EXERCISE OBJECTIVE —
Read the lines that follow and pick out every one containing the word "text".

RECORDS TO USE —
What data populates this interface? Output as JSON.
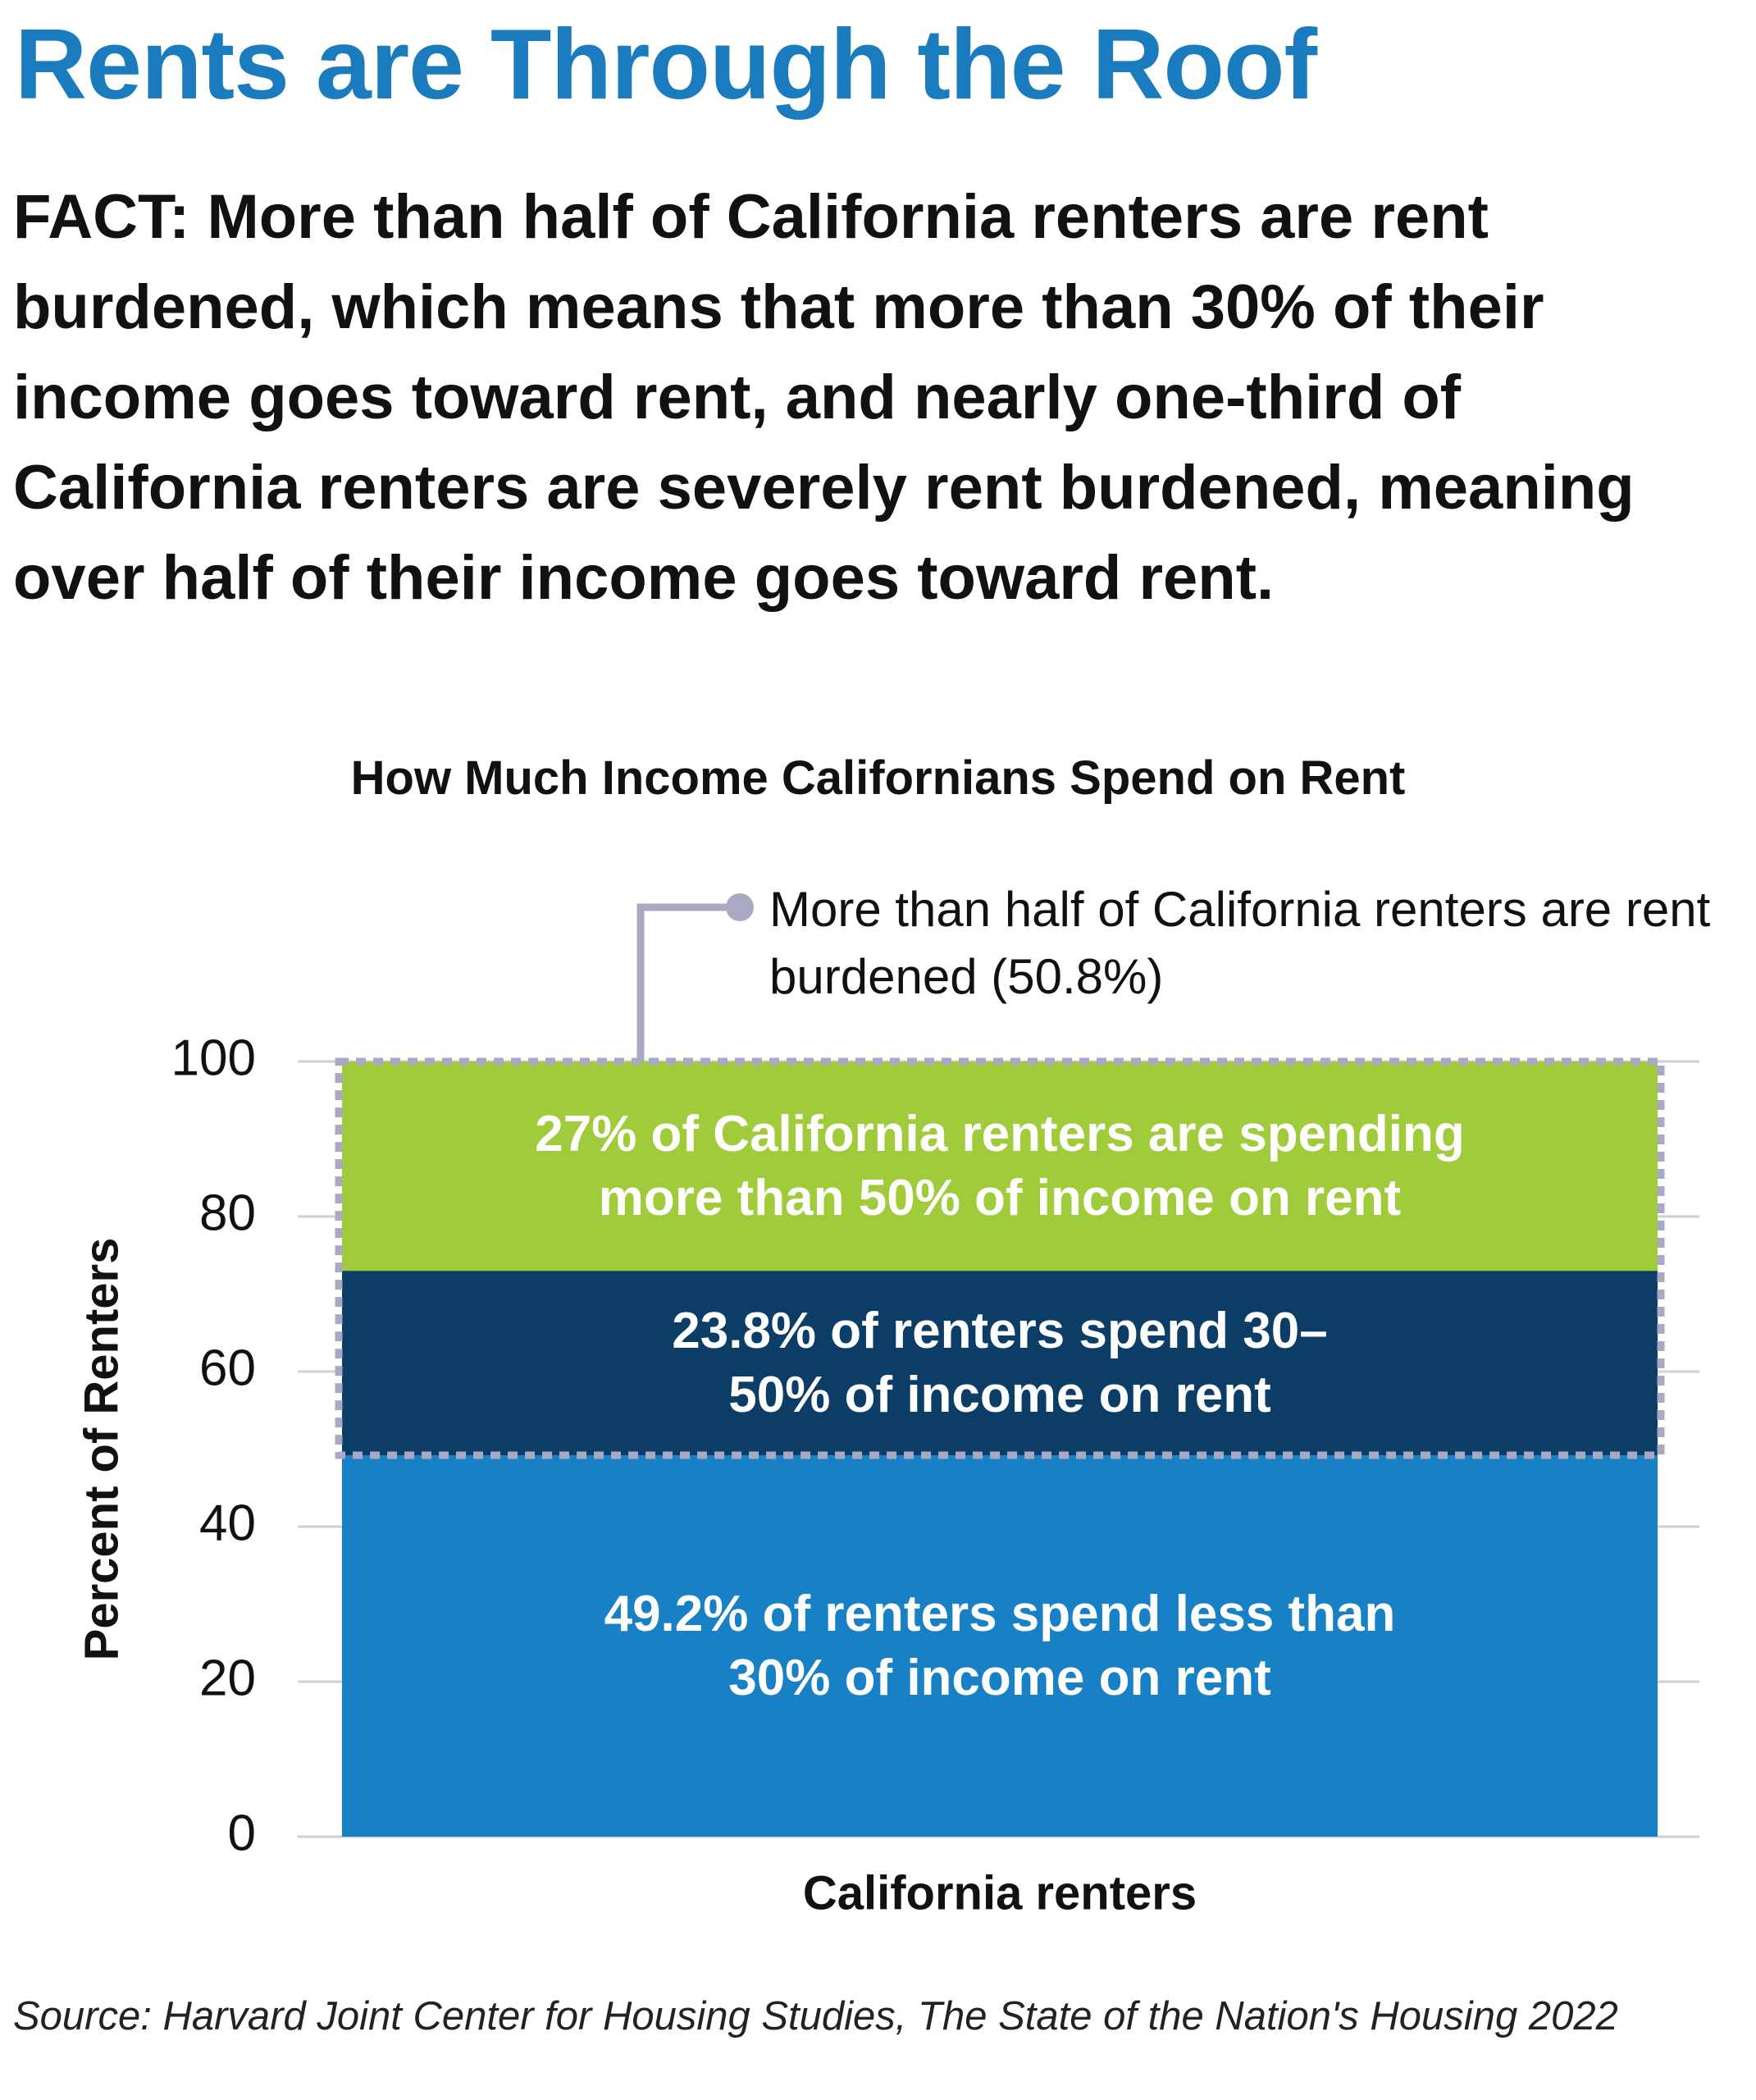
{
  "header": {
    "title": "Rents are Through the Roof"
  },
  "fact": {
    "label": "FACT:",
    "text": "More than half of California renters are rent burdened, which means that more than 30% of their income goes toward rent, and nearly one-third of California renters are severely rent burdened, meaning over half of their income goes toward rent."
  },
  "chart_data": {
    "type": "bar",
    "stacked": true,
    "title": "How Much Income Californians Spend on Rent",
    "y_label": "Percent of Renters",
    "categories": [
      "California renters"
    ],
    "series": [
      {
        "color": "#1880c4",
        "values": [
          49.2
        ],
        "value_labels": [
          "49.2% of renters spend less than 30% of income on rent"
        ]
      },
      {
        "color": "#0b3d66",
        "values": [
          23.8
        ],
        "value_labels": [
          "23.8% of renters spend 30–50% of income on rent"
        ]
      },
      {
        "color": "#a0cb3a",
        "values": [
          27
        ],
        "value_labels": [
          "27% of California renters are spending more than 50% of income on rent"
        ]
      }
    ],
    "annotation": {
      "text": "More than half of California renters are rent burdened (50.8%)",
      "value": 50.8
    },
    "ylim": [
      0,
      100
    ],
    "yticks": [
      0,
      20,
      40,
      60,
      80,
      100
    ],
    "grid": true
  },
  "source": "Source: Harvard Joint Center for Housing Studies, The State of the Nation's Housing 2022"
}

RESPONSE TO THIS EXERCISE —
    "text": "More than half of California renters are rent burdened, which means that more than 30% of their income goes toward rent, and nearly one-third of California renters are severely rent burdened, meaning over half of their income goes toward rent."
      "text": "More than half of California renters are rent burdened (50.8%)",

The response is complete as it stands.